> **Dataset excerpts**
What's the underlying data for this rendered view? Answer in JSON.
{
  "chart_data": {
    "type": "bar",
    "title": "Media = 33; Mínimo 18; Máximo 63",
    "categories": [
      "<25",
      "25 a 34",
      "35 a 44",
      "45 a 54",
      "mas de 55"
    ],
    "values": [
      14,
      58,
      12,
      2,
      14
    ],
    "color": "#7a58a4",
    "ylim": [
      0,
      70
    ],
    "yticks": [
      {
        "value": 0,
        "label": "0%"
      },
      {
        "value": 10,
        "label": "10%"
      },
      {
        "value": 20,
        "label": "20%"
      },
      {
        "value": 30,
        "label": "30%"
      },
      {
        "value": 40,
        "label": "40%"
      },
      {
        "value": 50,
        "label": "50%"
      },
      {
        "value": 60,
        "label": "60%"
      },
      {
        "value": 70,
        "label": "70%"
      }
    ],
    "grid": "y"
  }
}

> **Objective**
Output every line above without altering anything.

> **Final result**
What's the underlying data for this rendered view? Answer in JSON.
{
  "chart_data": {
    "type": "bar",
    "title": "Media = 33; Mínimo 18; Máximo 63",
    "categories": [
      "<25",
      "25 a 34",
      "35 a 44",
      "45 a 54",
      "mas de 55"
    ],
    "values": [
      14,
      58,
      12,
      2,
      14
    ],
    "color": "#7a58a4",
    "ylim": [
      0,
      70
    ],
    "yticks": [
      {
        "value": 0,
        "label": "0%"
      },
      {
        "value": 10,
        "label": "10%"
      },
      {
        "value": 20,
        "label": "20%"
      },
      {
        "value": 30,
        "label": "30%"
      },
      {
        "value": 40,
        "label": "40%"
      },
      {
        "value": 50,
        "label": "50%"
      },
      {
        "value": 60,
        "label": "60%"
      },
      {
        "value": 70,
        "label": "70%"
      }
    ],
    "grid": "y"
  }
}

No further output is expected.